Source data:
----------

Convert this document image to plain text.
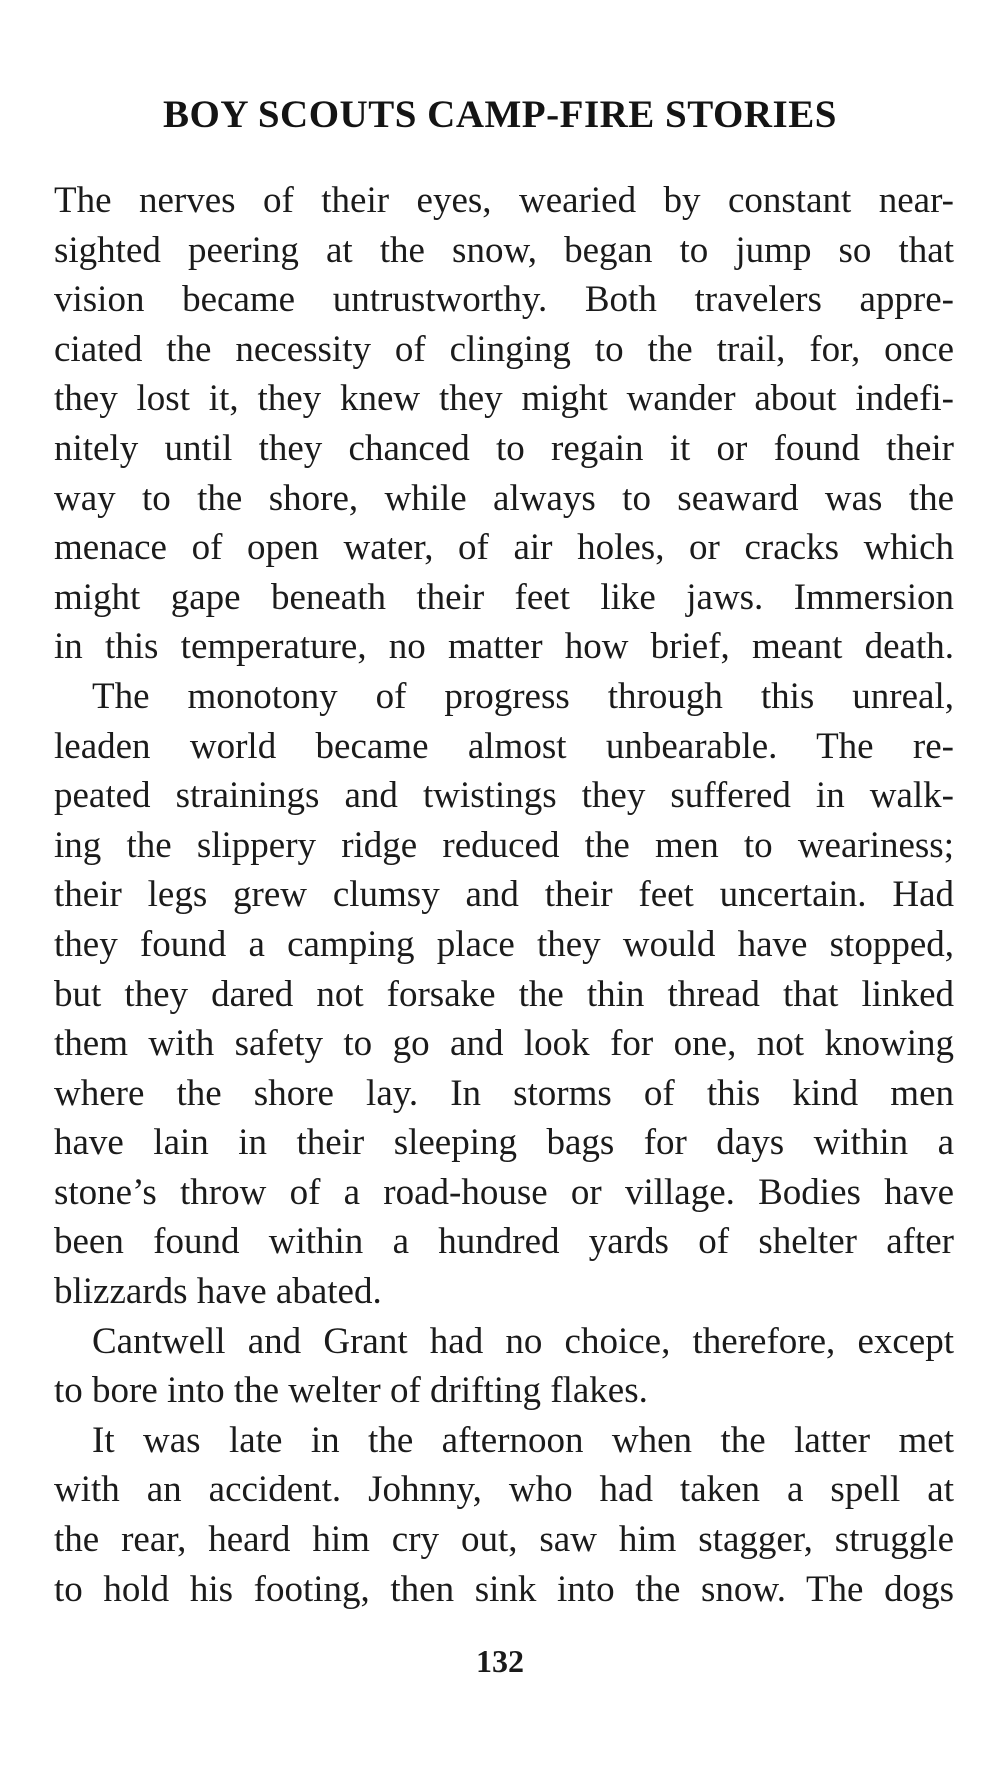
BOY SCOUTS CAMP-FIRE STORIES
The nerves of their eyes, wearied by constant near-
sighted peering at the snow, began to jump so that
vision became untrustworthy. Both travelers appre-
ciated the necessity of clinging to the trail, for, once
they lost it, they knew they might wander about indefi-
nitely until they chanced to regain it or found their
way to the shore, while always to seaward was the
menace of open water, of air holes, or cracks which
might gape beneath their feet like jaws. Immersion
in this temperature, no matter how brief, meant death.
The monotony of progress through this unreal,
leaden world became almost unbearable. The re-
peated strainings and twistings they suffered in walk-
ing the slippery ridge reduced the men to weariness;
their legs grew clumsy and their feet uncertain. Had
they found a camping place they would have stopped,
but they dared not forsake the thin thread that linked
them with safety to go and look for one, not knowing
where the shore lay. In storms of this kind men
have lain in their sleeping bags for days within a
stone’s throw of a road-house or village. Bodies have
been found within a hundred yards of shelter after
blizzards have abated.
Cantwell and Grant had no choice, therefore, except
to bore into the welter of drifting flakes.
It was late in the afternoon when the latter met
with an accident. Johnny, who had taken a spell at
the rear, heard him cry out, saw him stagger, struggle
to hold his footing, then sink into the snow. The dogs
132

----------

Your goal >> Every line is to be duplicated exactly, though pictures stay out.

Solution to the exercise >>
Convert this document image to plain text.
BOY SCOUTS CAMP-FIRE STORIES
The nerves of their eyes, wearied by constant near-
sighted peering at the snow, began to jump so that
vision became untrustworthy. Both travelers appre-
ciated the necessity of clinging to the trail, for, once
they lost it, they knew they might wander about indefi-
nitely until they chanced to regain it or found their
way to the shore, while always to seaward was the
menace of open water, of air holes, or cracks which
might gape beneath their feet like jaws. Immersion
in this temperature, no matter how brief, meant death.
The monotony of progress through this unreal,
leaden world became almost unbearable. The re-
peated strainings and twistings they suffered in walk-
ing the slippery ridge reduced the men to weariness;
their legs grew clumsy and their feet uncertain. Had
they found a camping place they would have stopped,
but they dared not forsake the thin thread that linked
them with safety to go and look for one, not knowing
where the shore lay. In storms of this kind men
have lain in their sleeping bags for days within a
stone’s throw of a road-house or village. Bodies have
been found within a hundred yards of shelter after
blizzards have abated.
Cantwell and Grant had no choice, therefore, except
to bore into the welter of drifting flakes.
It was late in the afternoon when the latter met
with an accident. Johnny, who had taken a spell at
the rear, heard him cry out, saw him stagger, struggle
to hold his footing, then sink into the snow. The dogs
132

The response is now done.